Exercise task: Tally the lines of the data that include the word "successfully" and state the total, nothing else.

Input for this task:

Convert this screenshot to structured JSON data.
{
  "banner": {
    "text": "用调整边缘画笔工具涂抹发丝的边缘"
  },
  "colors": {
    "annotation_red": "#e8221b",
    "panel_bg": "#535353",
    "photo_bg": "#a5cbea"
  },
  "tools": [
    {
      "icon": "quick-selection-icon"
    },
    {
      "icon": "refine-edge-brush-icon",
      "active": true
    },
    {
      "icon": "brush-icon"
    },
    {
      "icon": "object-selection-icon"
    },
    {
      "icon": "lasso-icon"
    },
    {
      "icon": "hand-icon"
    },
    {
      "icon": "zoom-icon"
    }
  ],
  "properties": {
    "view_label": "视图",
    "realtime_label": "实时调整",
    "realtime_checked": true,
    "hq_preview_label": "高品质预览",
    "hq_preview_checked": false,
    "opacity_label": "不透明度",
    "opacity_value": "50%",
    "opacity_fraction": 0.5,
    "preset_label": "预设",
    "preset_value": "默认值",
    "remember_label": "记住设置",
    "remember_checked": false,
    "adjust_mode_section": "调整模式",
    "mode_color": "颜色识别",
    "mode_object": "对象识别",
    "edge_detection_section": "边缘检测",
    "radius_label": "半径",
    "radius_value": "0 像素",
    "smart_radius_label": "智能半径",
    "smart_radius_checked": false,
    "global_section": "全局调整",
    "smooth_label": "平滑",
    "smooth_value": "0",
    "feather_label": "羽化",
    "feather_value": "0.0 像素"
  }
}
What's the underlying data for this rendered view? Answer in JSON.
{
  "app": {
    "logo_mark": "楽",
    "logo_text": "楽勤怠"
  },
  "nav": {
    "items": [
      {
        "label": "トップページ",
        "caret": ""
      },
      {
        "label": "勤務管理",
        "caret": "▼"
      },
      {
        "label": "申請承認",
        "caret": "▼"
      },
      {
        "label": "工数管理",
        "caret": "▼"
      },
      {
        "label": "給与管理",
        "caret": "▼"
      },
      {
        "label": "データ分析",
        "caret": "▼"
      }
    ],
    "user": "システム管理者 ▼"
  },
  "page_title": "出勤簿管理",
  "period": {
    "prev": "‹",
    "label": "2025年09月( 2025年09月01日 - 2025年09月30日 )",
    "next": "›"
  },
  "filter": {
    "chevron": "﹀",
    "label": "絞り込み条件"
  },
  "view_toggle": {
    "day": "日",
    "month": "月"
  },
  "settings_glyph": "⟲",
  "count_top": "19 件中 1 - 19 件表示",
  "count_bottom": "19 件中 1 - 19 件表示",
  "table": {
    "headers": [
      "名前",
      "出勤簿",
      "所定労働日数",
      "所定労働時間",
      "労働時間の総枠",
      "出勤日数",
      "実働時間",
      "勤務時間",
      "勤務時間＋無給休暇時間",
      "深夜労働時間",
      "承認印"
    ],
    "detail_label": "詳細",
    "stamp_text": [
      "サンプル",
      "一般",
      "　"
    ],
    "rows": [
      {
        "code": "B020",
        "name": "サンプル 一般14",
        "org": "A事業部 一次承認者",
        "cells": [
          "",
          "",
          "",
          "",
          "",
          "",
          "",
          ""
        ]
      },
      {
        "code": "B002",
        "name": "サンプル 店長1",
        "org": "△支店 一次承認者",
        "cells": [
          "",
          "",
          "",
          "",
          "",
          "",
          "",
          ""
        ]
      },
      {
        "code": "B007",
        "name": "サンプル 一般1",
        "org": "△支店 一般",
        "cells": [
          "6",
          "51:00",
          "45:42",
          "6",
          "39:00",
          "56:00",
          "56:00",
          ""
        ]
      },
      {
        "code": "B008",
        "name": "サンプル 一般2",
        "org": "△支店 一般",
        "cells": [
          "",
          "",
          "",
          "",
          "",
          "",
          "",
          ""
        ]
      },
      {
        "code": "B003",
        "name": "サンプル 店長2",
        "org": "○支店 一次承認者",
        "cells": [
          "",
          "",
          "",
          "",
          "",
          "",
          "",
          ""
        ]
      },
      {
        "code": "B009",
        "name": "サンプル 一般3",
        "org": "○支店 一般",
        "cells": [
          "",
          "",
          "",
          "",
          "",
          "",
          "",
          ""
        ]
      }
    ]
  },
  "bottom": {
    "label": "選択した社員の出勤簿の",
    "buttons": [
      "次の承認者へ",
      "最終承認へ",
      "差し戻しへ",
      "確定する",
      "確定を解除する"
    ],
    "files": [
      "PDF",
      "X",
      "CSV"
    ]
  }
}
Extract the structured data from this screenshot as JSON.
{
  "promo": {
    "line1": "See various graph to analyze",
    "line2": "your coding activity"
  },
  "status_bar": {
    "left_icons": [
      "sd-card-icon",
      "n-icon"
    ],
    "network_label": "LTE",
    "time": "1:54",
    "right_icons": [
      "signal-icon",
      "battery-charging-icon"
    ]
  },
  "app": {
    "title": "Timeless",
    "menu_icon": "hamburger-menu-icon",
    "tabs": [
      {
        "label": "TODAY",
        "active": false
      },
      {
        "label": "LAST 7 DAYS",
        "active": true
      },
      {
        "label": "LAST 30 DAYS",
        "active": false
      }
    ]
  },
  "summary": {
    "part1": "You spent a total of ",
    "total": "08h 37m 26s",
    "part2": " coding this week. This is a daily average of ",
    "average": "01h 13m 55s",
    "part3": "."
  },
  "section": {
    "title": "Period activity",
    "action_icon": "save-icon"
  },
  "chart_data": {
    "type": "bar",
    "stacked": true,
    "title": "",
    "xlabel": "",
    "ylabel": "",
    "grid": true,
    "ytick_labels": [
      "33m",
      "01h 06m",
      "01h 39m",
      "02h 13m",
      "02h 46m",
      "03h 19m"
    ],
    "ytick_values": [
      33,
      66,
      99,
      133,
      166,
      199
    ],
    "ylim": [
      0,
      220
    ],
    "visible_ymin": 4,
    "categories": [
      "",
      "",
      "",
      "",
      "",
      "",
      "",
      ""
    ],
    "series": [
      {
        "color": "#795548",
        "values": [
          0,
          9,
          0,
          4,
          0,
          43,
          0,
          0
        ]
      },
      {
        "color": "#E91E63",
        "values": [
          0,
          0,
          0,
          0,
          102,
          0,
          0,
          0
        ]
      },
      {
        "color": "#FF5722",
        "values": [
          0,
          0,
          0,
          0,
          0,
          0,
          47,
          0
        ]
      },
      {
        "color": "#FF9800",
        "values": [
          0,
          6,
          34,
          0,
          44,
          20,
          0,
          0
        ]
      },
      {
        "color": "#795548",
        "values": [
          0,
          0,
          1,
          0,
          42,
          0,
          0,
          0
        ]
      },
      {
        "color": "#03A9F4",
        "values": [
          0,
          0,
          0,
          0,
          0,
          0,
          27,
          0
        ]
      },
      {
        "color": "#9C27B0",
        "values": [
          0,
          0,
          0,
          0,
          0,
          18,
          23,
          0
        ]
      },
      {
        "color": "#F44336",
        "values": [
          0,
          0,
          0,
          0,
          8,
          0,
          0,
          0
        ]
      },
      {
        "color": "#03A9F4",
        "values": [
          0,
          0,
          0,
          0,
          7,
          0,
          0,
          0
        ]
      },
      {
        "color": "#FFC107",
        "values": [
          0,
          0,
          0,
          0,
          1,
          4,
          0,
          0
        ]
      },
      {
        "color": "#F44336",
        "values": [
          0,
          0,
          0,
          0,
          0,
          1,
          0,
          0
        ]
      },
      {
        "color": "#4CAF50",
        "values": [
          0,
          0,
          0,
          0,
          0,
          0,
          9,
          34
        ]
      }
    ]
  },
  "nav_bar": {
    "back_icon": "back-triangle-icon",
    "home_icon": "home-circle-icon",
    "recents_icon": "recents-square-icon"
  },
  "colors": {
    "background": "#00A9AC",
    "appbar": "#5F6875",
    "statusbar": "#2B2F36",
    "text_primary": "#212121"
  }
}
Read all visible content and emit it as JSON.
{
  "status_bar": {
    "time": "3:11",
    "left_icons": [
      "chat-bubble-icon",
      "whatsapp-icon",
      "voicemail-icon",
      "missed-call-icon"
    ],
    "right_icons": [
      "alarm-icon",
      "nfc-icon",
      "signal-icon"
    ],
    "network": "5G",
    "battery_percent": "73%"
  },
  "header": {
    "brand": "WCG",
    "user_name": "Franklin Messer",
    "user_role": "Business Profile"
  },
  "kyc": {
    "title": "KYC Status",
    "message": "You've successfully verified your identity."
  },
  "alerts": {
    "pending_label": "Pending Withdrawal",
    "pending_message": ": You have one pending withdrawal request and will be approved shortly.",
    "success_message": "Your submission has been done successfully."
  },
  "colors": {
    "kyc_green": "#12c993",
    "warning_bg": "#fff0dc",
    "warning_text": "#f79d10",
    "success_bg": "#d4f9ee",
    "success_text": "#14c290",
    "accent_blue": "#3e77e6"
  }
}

Output for this task: 2